» **DESCRIPTION OF THE TASK**
In the data below, locate each line with the word "spec" and list it.

--- RECORDS SHOWN ---

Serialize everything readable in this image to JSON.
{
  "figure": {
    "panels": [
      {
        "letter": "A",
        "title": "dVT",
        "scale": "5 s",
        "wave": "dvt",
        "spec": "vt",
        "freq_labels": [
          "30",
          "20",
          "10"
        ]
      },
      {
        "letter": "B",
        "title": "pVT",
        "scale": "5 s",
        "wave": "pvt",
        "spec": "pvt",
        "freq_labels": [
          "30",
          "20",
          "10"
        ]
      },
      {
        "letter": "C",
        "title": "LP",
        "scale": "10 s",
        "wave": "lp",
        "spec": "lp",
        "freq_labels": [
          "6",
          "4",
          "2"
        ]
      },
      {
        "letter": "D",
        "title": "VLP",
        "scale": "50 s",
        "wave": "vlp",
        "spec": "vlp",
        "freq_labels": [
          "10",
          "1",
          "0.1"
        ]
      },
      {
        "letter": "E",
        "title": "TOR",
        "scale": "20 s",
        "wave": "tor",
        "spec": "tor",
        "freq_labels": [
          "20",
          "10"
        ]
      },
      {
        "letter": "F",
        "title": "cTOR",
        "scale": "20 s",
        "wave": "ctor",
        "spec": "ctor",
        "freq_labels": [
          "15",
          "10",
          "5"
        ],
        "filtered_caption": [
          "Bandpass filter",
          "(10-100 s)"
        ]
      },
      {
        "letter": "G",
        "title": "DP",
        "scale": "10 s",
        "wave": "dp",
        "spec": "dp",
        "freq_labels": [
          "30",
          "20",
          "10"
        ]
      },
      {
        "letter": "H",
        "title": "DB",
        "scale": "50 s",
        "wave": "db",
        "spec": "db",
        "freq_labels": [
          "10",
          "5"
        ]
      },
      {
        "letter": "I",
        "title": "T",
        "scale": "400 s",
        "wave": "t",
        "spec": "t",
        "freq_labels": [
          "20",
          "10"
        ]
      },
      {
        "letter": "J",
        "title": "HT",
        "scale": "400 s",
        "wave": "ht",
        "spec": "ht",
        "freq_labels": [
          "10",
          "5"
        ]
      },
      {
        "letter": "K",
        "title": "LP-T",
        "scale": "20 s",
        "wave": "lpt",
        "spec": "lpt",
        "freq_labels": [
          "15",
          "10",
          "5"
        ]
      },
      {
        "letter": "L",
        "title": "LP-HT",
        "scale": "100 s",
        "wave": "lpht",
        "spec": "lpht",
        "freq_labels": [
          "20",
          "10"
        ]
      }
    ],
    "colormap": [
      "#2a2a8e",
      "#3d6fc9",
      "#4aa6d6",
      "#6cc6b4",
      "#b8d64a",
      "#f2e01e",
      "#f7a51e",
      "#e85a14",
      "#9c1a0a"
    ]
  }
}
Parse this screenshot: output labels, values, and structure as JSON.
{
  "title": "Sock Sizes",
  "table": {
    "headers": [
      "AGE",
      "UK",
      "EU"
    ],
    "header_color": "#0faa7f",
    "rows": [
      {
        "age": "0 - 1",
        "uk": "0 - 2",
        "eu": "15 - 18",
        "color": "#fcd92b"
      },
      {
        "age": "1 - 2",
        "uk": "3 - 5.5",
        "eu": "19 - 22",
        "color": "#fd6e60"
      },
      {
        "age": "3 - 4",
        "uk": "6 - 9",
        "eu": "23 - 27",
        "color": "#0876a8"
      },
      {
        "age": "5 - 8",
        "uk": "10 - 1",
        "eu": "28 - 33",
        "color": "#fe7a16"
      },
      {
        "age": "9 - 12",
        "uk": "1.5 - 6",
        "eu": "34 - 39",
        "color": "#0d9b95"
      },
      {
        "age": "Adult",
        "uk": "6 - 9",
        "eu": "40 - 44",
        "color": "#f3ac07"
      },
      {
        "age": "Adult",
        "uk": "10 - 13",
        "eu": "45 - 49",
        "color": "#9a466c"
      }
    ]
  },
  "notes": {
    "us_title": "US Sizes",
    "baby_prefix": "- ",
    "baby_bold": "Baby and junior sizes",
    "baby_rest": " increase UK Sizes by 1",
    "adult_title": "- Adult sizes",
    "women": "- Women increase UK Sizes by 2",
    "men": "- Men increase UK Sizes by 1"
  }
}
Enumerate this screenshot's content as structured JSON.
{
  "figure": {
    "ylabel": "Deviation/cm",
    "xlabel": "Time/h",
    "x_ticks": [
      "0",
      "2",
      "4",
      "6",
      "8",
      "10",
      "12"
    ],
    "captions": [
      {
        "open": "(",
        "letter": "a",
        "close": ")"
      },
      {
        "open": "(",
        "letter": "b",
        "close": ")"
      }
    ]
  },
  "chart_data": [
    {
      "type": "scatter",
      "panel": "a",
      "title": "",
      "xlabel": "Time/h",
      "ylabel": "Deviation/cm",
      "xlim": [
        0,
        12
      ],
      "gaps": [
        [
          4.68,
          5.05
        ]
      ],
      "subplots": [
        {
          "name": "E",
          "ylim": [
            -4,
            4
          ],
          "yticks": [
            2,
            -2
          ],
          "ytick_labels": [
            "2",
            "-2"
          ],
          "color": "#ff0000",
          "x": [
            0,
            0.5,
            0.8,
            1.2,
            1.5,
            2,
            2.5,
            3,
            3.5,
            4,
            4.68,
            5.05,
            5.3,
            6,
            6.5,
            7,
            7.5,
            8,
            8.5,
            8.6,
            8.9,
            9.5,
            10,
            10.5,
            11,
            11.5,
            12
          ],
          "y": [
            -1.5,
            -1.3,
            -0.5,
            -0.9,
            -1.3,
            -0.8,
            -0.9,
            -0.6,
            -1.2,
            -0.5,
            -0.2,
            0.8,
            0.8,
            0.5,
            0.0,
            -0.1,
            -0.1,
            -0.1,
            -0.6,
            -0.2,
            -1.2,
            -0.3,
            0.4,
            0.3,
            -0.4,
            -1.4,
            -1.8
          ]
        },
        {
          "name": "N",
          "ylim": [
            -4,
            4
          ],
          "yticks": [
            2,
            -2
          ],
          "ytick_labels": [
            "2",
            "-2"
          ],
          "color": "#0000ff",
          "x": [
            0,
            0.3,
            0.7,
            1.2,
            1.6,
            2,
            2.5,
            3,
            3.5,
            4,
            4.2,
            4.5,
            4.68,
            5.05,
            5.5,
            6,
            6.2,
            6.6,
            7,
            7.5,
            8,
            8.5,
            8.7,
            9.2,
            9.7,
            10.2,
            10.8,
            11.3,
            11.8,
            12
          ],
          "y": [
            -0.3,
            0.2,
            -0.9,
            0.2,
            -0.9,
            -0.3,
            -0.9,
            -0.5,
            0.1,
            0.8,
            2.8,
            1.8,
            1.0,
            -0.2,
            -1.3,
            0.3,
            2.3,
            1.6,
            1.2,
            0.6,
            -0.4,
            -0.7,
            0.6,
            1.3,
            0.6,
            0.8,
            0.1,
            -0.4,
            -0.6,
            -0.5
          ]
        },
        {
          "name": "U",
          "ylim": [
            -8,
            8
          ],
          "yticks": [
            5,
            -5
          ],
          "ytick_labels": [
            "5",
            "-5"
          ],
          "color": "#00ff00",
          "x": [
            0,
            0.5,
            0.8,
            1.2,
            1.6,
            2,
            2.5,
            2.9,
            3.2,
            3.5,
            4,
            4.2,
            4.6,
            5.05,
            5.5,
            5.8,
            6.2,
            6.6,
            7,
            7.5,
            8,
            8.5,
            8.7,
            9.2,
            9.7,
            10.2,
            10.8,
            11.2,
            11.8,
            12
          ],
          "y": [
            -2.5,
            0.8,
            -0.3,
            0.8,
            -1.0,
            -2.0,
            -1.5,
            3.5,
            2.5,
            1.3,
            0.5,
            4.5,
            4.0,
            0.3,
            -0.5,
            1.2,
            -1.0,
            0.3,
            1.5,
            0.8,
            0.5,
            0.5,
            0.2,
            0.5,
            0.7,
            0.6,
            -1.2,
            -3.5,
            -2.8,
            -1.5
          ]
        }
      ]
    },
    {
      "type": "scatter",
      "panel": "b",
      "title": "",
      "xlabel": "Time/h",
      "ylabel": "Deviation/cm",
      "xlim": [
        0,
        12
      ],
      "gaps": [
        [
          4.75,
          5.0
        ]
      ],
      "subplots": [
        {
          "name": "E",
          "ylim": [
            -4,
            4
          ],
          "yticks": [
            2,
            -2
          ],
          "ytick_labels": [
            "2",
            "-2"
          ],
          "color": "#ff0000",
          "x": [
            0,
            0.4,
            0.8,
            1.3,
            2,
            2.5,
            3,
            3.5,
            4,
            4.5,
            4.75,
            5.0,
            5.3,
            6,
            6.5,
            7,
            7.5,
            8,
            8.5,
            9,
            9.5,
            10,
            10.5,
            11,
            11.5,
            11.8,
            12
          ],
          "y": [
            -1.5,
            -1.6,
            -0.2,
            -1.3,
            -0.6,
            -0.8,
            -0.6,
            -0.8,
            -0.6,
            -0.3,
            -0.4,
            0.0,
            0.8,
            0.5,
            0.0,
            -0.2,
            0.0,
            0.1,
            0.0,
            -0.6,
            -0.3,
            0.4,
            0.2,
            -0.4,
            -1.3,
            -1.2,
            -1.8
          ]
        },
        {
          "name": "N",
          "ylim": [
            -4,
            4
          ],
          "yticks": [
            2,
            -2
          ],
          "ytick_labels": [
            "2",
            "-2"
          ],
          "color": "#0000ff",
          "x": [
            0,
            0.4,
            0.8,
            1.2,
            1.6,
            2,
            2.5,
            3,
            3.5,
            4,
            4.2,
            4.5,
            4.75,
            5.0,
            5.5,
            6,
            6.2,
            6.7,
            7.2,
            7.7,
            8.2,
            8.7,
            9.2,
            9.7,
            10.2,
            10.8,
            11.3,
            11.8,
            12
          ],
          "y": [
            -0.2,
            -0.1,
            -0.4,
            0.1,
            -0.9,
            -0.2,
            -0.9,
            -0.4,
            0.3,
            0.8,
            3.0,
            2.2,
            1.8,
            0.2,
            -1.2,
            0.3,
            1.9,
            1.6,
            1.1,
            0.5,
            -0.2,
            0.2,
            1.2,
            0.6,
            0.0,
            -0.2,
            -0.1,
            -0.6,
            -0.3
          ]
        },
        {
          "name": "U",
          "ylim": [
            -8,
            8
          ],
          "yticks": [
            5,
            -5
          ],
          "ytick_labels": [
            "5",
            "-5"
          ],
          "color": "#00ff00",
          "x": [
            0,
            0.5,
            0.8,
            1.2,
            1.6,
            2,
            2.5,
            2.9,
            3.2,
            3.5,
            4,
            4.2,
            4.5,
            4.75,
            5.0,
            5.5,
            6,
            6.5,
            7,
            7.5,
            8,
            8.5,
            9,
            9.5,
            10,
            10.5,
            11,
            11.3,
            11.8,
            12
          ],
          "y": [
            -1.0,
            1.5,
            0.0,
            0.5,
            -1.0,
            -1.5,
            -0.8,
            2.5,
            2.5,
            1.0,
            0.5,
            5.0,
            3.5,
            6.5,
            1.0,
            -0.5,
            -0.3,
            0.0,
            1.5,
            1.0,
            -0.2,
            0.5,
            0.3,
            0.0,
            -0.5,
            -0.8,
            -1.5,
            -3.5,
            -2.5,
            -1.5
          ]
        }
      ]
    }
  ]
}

---

» **CORRECT RESULT**
        "spec": "vt",
        "spec": "pvt",
        "spec": "lp",
        "spec": "vlp",
        "spec": "tor",
        "spec": "ctor",
        "spec": "dp",
        "spec": "db",
        "spec": "t",
        "spec": "ht",
        "spec": "lpt",
        "spec": "lpht",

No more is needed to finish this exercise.